• WHAT THE TASK REQUIRES
Write out the stretch from "- At the United" through "of U.S.-European relations." of the text on U.S. engagement at UNGA again, swapping in "water problems" wherever "water challenges" appears.

• TEXT
-=-=-
U.S. Engagement at UNGA: September 25
This week Secretary of State Hillary Rodham Clinton and key officials from the State Department and other government agencies are attending meetings at the 67th meeting of United Nations General Assembly in New York. Follow activities at @StateDept and @USUN, and catch daily recaps on Storify.
- On Tuesday, September 25, U.S. President Barack Obama took center stage as he addressed the UN General Assembly. Later at the Clinton Global Initiative, the President delivered remarks on human trafficking. Secretary Clinton and senior State Department officials participated a gathering of Heads of State as well as a series of bilateral meetings and UN events, such as the United Nations High-Level Roundtable Discussion on Water, Peace, and Security and the Transatlantic Dinner on U.S.-European relations.
- President Obama opened his remarks by evoking the memory of Ambassador Chris Stevens, who died during an attack on the U.S. compound in Benghazi, Libya on September 12. The President then discussed the Arab Spring and raised larger issues related to freedom of speech, tolerance, and democracy around the globe. Read his full speech.
- Later at the Clinton Global Initiative, President Obama delivered remarks on human trafficking, which he referred to as a form of "modern day slavery." President Obama said, "We know that every life saved is an act of justice. That's what we believe and that's what we are fighting for." The White House's Fact Sheet on Efforts to Combat Human Trafficking can be found here.
- President Obama encouraged all to do more, saying, "Every citizen can take action: by learning more; by going to the website that we helped create -- SlaveryFootprint.org; by speaking up and insisting that the clothes we wear, the food we eat, the products we buy are made free of forced labor; by standing up against the degradation and abuse of women."
- At the United Nations, Under Secretary for Civilian Security, Democracy, and Human Rights Maria Otero moderated a high-level roundtable on water, peace, and security. The event included senior officials from over 50 governments and highlighted recent work from the United States, the UN and others that underscores the growing challenges water issues pose to peace and security.
- In her closing remarks, Secretary Clinton urged countries to find cooperative solutions to shared water challenges.
- The evening closed with the Transatlantic Dinner hosted in honor of U.S.-European relations.
-=-=-
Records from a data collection
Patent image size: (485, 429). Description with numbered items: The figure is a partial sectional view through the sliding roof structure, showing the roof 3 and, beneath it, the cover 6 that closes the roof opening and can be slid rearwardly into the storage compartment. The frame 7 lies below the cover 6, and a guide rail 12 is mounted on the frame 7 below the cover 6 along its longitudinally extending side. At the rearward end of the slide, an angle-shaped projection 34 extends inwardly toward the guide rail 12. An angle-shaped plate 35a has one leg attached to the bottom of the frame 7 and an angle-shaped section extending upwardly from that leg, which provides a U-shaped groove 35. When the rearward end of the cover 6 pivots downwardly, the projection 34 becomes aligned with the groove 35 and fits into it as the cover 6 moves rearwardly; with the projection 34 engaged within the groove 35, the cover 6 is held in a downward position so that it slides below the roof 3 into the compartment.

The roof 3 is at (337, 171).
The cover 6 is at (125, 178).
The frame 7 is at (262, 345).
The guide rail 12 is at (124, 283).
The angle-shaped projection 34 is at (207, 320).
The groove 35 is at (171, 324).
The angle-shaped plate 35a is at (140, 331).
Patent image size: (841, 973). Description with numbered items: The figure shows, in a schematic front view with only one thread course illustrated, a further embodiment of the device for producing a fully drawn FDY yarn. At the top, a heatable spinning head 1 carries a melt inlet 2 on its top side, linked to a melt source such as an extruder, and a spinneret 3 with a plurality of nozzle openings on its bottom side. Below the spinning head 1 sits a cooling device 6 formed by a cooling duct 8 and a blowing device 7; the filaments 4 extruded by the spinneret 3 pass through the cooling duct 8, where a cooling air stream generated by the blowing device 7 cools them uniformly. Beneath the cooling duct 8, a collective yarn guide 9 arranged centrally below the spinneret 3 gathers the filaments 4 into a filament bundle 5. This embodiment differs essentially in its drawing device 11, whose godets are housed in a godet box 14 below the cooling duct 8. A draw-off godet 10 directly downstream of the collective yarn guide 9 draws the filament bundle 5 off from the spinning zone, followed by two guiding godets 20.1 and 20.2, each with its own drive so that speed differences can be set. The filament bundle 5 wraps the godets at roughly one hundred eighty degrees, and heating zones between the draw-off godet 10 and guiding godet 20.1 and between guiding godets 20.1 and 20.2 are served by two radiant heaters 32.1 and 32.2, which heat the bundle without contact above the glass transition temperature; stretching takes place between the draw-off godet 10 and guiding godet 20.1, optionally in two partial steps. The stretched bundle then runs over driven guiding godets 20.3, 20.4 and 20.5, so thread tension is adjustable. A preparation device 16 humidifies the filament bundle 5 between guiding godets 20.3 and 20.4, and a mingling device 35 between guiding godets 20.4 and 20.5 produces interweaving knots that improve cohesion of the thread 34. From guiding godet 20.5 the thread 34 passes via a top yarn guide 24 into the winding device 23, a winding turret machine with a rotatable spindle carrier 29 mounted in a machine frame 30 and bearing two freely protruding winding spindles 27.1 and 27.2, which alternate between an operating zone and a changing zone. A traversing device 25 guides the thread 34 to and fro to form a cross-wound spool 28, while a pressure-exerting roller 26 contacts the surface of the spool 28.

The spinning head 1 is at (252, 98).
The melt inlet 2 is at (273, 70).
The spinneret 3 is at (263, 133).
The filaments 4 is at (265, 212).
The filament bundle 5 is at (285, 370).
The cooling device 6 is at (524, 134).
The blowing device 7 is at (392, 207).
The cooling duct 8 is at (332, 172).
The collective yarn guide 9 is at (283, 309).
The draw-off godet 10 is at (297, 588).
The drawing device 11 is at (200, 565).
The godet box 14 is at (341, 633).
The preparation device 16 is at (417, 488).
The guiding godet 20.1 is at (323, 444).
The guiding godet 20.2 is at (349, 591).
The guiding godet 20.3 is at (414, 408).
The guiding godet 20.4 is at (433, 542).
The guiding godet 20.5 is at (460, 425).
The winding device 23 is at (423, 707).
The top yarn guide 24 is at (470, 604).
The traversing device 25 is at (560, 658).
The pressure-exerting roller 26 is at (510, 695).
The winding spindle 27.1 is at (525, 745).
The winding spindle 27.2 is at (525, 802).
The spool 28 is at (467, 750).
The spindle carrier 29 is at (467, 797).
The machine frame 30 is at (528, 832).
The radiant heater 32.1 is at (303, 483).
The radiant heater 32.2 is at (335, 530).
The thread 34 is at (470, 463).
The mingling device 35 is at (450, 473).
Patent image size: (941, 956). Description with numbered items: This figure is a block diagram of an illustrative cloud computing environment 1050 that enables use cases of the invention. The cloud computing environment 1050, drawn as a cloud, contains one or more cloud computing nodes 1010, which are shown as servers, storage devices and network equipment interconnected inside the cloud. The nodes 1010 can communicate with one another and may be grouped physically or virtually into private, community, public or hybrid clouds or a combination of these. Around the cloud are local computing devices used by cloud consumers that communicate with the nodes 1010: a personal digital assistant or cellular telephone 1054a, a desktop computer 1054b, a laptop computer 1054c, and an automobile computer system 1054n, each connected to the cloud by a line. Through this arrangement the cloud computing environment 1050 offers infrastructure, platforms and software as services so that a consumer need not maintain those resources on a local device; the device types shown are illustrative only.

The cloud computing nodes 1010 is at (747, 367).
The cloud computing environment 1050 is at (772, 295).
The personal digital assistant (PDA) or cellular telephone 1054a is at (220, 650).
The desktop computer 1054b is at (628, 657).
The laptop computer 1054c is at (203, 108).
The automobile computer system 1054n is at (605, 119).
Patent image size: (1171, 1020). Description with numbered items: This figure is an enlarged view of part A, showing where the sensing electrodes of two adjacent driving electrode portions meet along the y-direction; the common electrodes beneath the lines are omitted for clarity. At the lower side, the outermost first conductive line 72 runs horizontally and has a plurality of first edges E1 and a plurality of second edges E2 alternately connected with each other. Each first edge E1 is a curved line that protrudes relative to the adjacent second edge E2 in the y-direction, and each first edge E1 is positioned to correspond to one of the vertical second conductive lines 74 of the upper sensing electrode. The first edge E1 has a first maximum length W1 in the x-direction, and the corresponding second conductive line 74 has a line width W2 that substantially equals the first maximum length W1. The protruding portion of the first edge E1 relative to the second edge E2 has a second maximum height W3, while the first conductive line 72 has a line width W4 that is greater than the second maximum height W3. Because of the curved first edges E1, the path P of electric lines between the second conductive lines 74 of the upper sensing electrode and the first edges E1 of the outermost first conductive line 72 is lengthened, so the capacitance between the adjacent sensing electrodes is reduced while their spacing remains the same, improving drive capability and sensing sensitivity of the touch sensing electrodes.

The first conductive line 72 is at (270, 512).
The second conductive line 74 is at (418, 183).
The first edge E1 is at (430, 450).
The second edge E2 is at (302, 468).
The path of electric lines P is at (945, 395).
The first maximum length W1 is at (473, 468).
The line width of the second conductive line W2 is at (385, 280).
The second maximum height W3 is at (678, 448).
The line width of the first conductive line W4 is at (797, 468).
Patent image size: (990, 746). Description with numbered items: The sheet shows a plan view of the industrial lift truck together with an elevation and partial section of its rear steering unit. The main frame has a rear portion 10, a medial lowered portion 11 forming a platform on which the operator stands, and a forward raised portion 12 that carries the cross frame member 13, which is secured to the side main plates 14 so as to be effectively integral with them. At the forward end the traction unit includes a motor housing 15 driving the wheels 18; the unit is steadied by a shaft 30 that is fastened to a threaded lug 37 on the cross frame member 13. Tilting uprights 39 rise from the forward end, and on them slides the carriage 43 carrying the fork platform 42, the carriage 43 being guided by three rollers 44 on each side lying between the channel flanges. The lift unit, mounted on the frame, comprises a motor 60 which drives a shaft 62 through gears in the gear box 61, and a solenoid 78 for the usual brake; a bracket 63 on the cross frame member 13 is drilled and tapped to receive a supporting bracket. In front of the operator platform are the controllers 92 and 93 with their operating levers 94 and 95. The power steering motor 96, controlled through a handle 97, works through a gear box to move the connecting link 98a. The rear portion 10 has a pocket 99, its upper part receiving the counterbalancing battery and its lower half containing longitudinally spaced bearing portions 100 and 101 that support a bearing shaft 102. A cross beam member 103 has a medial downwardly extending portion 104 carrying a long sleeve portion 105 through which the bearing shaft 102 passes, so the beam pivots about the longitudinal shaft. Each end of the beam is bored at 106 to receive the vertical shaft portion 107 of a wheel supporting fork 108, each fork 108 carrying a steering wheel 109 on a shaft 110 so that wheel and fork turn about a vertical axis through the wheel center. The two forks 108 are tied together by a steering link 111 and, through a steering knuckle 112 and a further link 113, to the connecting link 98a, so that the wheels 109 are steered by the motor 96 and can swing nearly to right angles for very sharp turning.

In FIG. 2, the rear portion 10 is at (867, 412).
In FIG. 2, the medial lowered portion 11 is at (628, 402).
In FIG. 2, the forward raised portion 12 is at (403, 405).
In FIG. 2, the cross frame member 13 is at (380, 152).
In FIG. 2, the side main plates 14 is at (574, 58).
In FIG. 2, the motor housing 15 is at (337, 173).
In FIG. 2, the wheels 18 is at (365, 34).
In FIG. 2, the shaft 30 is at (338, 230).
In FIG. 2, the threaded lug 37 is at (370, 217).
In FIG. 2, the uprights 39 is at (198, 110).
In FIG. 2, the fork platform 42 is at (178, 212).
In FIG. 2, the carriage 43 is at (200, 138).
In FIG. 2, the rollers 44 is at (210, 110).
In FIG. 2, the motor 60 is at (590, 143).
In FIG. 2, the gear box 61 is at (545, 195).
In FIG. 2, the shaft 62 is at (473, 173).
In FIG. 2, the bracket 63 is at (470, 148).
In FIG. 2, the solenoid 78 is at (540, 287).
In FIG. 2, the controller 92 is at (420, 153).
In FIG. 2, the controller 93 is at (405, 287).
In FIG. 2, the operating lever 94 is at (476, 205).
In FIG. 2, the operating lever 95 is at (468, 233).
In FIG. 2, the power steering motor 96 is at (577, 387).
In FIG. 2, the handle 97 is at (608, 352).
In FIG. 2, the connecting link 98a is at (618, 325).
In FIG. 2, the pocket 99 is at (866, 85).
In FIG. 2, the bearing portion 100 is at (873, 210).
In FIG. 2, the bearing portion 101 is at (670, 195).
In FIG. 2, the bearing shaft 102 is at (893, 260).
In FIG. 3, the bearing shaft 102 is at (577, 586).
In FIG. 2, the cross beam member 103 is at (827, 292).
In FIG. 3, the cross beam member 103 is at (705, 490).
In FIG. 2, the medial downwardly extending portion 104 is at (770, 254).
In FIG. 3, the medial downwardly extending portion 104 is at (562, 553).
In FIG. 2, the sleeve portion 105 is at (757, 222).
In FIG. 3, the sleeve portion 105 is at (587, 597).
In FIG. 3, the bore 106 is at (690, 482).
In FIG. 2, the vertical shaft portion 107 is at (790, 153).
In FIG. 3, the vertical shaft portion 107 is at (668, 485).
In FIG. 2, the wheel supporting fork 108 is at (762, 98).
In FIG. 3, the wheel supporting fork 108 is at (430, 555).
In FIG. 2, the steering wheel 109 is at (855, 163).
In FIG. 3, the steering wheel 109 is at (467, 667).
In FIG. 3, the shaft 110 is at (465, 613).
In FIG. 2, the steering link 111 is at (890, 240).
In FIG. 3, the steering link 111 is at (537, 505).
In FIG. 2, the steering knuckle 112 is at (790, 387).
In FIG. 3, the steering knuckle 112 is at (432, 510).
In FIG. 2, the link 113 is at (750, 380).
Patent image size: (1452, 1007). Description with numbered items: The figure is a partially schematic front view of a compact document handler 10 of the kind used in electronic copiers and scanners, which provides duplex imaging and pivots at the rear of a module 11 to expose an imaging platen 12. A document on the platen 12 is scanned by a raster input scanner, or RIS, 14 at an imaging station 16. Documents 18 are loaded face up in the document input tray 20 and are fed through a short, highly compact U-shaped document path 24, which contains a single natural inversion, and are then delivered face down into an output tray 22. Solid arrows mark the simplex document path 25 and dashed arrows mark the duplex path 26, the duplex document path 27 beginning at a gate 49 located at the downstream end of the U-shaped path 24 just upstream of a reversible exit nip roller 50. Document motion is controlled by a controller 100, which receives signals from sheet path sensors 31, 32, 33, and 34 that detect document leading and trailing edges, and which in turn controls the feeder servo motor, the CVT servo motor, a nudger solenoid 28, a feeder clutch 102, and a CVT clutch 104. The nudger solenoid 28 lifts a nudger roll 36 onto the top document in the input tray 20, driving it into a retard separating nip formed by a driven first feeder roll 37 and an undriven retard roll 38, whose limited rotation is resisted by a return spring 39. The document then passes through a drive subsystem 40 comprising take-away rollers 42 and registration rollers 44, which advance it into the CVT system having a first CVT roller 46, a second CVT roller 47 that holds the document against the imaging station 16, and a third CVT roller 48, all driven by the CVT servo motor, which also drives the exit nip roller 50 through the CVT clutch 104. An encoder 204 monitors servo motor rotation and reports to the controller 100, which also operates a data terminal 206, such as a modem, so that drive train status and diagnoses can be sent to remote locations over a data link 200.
-=-=-
• RESPONSE BELOW
- At the United Nations, Under Secretary for Civilian Security, Democracy, and Human Rights Maria Otero moderated a high-level roundtable on water, peace, and security. The event included senior officials from over 50 governments and highlighted recent work from the United States, the UN and others that underscores the growing challenges water issues pose to peace and security.
- In her closing remarks, Secretary Clinton urged countries to find cooperative solutions to shared water problems.
- The evening closed with the Transatlantic Dinner hosted in honor of U.S.-European relations.